Extract every line from the entries below and reproduce each one verbatim.

Excerpts from a layout annotation set:
# # # # #
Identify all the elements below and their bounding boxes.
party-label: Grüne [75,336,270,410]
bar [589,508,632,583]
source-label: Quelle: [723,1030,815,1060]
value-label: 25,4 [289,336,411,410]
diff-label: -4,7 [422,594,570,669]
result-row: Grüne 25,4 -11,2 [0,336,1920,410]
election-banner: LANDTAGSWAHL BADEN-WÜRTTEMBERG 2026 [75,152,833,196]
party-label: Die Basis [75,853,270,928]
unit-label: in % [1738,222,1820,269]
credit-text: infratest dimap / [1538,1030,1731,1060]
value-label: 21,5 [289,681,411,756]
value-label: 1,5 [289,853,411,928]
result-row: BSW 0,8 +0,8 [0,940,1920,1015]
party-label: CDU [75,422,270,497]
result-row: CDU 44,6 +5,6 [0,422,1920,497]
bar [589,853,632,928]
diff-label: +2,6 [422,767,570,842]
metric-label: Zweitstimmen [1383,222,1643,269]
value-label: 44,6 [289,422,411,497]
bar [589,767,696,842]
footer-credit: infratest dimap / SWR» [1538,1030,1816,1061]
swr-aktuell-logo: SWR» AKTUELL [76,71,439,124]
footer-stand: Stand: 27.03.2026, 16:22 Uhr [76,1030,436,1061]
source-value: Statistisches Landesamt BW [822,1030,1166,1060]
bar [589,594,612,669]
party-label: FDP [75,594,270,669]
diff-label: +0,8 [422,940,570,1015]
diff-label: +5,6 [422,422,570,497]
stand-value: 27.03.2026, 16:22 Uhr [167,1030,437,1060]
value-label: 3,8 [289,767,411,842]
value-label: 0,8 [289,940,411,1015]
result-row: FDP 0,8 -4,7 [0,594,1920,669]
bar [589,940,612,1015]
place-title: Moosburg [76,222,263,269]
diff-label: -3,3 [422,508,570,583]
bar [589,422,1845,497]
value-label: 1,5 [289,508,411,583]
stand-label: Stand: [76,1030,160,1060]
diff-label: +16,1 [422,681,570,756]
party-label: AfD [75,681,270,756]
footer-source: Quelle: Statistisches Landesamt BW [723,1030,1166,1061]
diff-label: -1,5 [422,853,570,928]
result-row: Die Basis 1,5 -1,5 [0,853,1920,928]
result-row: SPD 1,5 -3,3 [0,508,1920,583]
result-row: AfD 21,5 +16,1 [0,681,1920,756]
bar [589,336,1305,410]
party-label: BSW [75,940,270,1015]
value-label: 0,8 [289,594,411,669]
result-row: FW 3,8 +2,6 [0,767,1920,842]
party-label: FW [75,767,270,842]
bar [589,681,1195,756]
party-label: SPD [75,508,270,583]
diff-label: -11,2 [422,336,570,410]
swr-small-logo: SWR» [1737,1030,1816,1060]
# # # # #
- **Reply**
Identify all the elements below and their bounding boxes.
party-label: Grüne [75,336,270,410]
bar [589,508,632,583]
source-label: Quelle: [723,1030,815,1060]
value-label: 25,4 [289,336,411,410]
diff-label: -4,7 [422,594,570,669]
result-row: Grüne 25,4 -11,2 [0,336,1920,410]
election-banner: LANDTAGSWAHL BADEN-WÜRTTEMBERG 2026 [75,152,833,196]
party-label: Die Basis [75,853,270,928]
unit-label: in % [1738,222,1820,269]
credit-text: infratest dimap / [1538,1030,1731,1060]
value-label: 21,5 [289,681,411,756]
value-label: 1,5 [289,853,411,928]
result-row: BSW 0,8 +0,8 [0,940,1920,1015]
party-label: CDU [75,422,270,497]
result-row: CDU 44,6 +5,6 [0,422,1920,497]
bar [589,853,632,928]
diff-label: +2,6 [422,767,570,842]
metric-label: Zweitstimmen [1383,222,1643,269]
value-label: 44,6 [289,422,411,497]
bar [589,767,696,842]
footer-credit: infratest dimap / SWR» [1538,1030,1816,1061]
swr-aktuell-logo: SWR» AKTUELL [76,71,439,124]
footer-stand: Stand: 27.03.2026, 16:22 Uhr [76,1030,436,1061]
source-value: Statistisches Landesamt BW [822,1030,1166,1060]
bar [589,594,612,669]
party-label: FDP [75,594,270,669]
diff-label: +0,8 [422,940,570,1015]
diff-label: +5,6 [422,422,570,497]
stand-value: 27.03.2026, 16:22 Uhr [167,1030,437,1060]
value-label: 3,8 [289,767,411,842]
value-label: 0,8 [289,940,411,1015]
result-row: FDP 0,8 -4,7 [0,594,1920,669]
bar [589,940,612,1015]
place-title: Moosburg [76,222,263,269]
diff-label: -3,3 [422,508,570,583]
bar [589,422,1845,497]
value-label: 1,5 [289,508,411,583]
stand-label: Stand: [76,1030,160,1060]
diff-label: +16,1 [422,681,570,756]
party-label: AfD [75,681,270,756]
footer-source: Quelle: Statistisches Landesamt BW [723,1030,1166,1061]
diff-label: -1,5 [422,853,570,928]
result-row: Die Basis 1,5 -1,5 [0,853,1920,928]
result-row: SPD 1,5 -3,3 [0,508,1920,583]
result-row: AfD 21,5 +16,1 [0,681,1920,756]
bar [589,336,1305,410]
party-label: BSW [75,940,270,1015]
value-label: 0,8 [289,594,411,669]
result-row: FW 3,8 +2,6 [0,767,1920,842]
party-label: FW [75,767,270,842]
bar [589,681,1195,756]
party-label: SPD [75,508,270,583]
diff-label: -11,2 [422,336,570,410]
swr-small-logo: SWR» [1737,1030,1816,1060]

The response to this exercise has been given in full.